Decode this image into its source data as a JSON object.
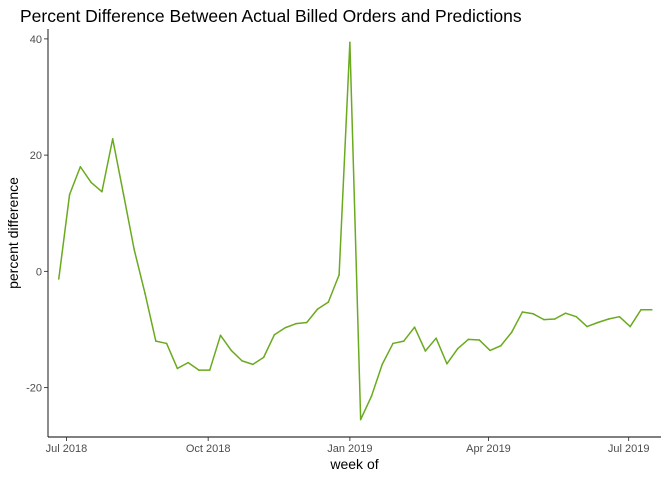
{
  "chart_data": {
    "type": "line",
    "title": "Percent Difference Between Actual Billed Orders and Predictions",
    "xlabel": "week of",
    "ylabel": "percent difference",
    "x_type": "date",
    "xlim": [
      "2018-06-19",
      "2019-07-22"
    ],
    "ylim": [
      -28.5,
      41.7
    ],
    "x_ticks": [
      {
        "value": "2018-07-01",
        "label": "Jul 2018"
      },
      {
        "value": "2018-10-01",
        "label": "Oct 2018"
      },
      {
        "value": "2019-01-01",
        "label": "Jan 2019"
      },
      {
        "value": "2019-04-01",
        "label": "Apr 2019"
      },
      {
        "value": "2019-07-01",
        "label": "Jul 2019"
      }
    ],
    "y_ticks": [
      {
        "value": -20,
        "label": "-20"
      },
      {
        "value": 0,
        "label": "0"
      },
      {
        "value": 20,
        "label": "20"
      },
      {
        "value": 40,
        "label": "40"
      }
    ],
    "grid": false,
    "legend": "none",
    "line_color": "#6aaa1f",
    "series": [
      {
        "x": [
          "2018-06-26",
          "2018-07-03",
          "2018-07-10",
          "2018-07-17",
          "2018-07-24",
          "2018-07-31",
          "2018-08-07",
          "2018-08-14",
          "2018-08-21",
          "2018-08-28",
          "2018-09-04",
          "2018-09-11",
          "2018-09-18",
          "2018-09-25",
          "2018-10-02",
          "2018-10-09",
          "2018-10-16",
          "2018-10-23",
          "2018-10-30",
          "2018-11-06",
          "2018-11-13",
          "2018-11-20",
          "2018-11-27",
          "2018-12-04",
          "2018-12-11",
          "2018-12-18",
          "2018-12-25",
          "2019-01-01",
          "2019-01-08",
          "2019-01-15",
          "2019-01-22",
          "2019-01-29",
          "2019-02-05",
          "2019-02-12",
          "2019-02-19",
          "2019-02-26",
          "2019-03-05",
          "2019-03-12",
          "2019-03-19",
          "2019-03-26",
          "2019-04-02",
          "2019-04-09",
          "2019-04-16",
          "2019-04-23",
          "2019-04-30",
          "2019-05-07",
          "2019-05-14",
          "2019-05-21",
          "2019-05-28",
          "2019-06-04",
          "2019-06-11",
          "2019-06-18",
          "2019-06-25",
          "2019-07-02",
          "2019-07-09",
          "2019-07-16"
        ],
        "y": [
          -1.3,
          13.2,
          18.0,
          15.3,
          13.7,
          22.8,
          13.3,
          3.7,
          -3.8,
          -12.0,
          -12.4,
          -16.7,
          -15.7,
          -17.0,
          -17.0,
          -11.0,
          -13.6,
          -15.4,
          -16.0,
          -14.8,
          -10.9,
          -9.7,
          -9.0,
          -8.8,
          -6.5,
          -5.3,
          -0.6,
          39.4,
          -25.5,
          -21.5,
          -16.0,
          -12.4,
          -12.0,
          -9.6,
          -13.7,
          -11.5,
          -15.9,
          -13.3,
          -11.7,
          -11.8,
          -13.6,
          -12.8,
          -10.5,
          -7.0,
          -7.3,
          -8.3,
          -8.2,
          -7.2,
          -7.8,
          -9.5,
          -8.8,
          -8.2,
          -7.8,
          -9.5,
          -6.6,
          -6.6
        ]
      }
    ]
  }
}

---

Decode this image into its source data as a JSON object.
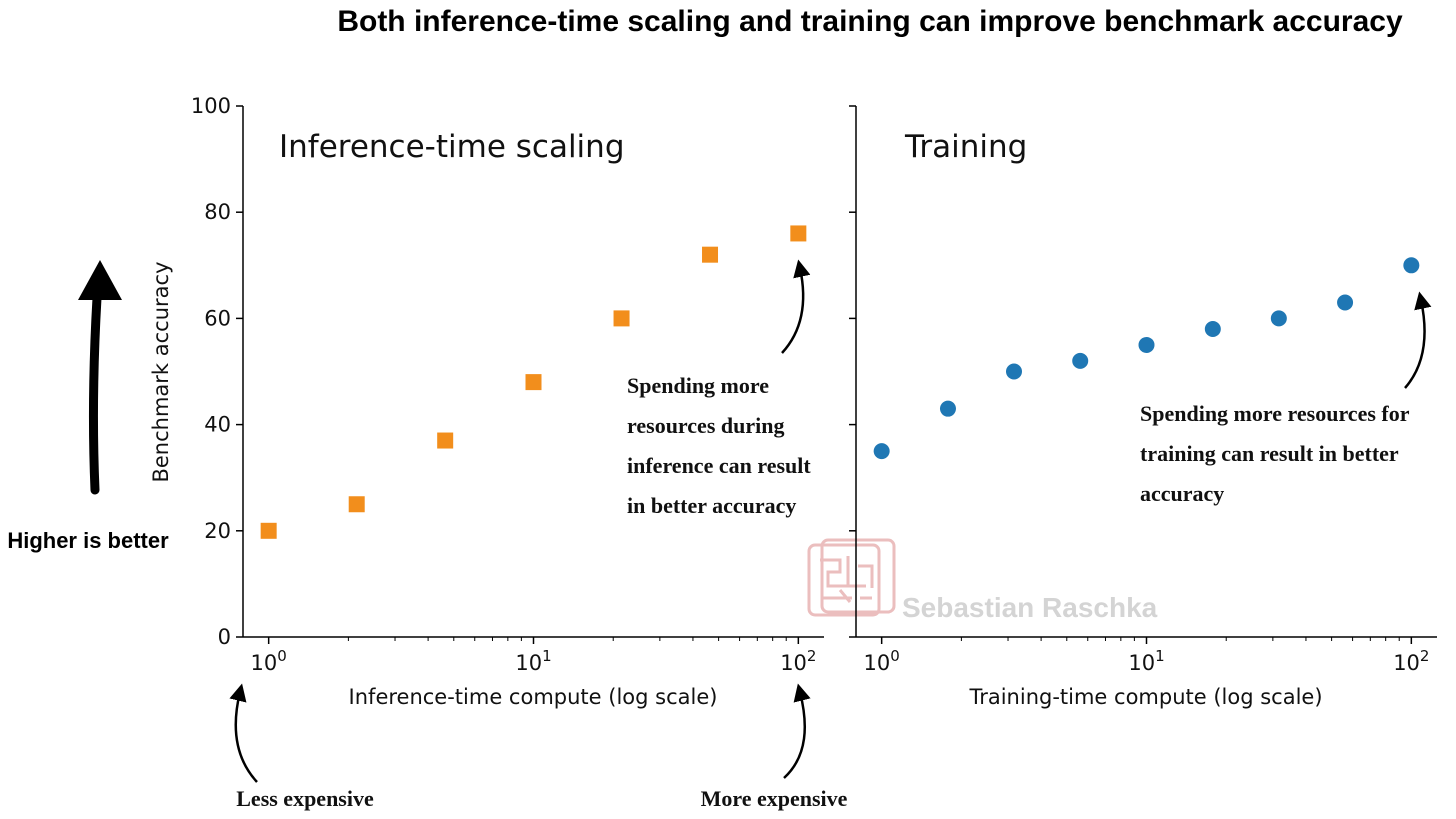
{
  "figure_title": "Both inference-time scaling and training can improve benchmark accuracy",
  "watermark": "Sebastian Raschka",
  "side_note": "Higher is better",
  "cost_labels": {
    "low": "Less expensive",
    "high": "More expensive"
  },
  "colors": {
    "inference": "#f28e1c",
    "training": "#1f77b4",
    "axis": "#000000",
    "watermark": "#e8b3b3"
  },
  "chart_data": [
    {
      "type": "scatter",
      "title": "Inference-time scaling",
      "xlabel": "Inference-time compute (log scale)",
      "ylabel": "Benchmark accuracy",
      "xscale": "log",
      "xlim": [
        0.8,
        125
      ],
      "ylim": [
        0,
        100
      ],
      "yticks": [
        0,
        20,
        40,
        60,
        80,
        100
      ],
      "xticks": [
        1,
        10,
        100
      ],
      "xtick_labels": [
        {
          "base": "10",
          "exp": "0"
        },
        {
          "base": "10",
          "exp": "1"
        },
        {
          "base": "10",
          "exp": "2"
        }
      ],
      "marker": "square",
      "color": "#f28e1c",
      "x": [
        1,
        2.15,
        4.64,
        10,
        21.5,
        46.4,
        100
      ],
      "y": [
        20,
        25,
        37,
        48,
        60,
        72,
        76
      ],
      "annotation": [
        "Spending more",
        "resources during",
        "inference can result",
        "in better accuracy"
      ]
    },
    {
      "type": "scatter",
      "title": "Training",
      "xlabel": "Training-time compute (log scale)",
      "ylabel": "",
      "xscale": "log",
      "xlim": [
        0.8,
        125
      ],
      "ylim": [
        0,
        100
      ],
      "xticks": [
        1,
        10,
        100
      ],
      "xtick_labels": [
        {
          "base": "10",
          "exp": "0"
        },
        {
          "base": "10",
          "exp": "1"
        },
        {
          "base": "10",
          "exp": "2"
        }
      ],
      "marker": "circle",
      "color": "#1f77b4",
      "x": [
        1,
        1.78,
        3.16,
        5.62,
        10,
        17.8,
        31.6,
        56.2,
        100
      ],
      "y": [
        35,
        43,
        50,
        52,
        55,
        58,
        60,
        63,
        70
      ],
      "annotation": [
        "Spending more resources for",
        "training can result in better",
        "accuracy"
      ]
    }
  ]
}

--

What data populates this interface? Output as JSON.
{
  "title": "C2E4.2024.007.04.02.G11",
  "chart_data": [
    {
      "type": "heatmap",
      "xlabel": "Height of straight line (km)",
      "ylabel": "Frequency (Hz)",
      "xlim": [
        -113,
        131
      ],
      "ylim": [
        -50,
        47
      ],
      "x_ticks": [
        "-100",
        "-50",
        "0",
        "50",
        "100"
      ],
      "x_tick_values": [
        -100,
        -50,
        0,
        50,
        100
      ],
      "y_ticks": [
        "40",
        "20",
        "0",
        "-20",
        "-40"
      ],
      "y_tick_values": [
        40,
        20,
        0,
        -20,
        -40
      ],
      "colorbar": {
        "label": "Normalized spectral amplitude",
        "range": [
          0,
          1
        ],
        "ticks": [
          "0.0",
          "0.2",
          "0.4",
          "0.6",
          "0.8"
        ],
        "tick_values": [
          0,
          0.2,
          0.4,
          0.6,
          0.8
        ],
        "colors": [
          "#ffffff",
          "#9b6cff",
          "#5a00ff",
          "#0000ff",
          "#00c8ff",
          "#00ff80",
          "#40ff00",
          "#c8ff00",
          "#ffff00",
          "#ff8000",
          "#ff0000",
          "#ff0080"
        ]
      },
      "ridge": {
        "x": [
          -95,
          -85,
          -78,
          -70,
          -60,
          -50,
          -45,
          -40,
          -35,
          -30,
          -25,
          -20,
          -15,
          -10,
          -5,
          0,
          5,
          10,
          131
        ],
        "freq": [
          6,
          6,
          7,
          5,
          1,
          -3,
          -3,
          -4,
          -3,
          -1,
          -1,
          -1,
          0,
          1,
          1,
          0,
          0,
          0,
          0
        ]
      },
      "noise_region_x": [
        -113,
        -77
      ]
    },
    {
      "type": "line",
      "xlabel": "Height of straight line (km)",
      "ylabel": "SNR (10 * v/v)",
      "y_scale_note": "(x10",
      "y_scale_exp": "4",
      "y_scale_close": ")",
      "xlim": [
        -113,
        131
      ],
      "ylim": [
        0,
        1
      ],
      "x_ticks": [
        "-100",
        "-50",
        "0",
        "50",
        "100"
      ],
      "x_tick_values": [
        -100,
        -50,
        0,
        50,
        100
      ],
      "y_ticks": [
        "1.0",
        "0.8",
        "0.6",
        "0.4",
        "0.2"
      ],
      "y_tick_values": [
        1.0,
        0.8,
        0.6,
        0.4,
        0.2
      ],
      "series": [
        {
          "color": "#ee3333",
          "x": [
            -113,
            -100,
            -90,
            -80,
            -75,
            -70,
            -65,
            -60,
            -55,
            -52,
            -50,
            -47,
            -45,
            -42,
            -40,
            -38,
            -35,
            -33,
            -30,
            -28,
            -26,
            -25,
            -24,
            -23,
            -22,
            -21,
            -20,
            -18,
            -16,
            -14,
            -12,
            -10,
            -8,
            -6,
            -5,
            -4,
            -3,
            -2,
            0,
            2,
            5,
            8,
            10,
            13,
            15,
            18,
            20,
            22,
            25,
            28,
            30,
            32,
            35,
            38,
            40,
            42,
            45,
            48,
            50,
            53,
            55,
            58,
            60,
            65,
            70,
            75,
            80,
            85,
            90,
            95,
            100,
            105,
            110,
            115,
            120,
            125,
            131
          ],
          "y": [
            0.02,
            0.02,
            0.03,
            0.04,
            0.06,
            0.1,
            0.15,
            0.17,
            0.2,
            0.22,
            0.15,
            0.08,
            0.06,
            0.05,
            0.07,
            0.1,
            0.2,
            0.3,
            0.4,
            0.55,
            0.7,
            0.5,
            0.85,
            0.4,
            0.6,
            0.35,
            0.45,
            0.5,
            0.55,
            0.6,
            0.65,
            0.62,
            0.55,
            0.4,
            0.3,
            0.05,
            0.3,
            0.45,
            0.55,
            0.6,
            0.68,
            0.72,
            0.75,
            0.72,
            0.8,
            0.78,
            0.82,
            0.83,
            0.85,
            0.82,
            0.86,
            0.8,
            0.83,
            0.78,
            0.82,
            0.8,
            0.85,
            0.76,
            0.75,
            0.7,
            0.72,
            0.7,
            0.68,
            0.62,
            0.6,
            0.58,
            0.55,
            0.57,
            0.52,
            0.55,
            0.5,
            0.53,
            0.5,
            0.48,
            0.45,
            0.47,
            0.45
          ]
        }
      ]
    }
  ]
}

▸ Directions for this task: From the listing, copy each line containing the word "watermark".

▸ Exercise result:
  "watermark": "Sebastian Raschka",
    "watermark": "#e8b3b3"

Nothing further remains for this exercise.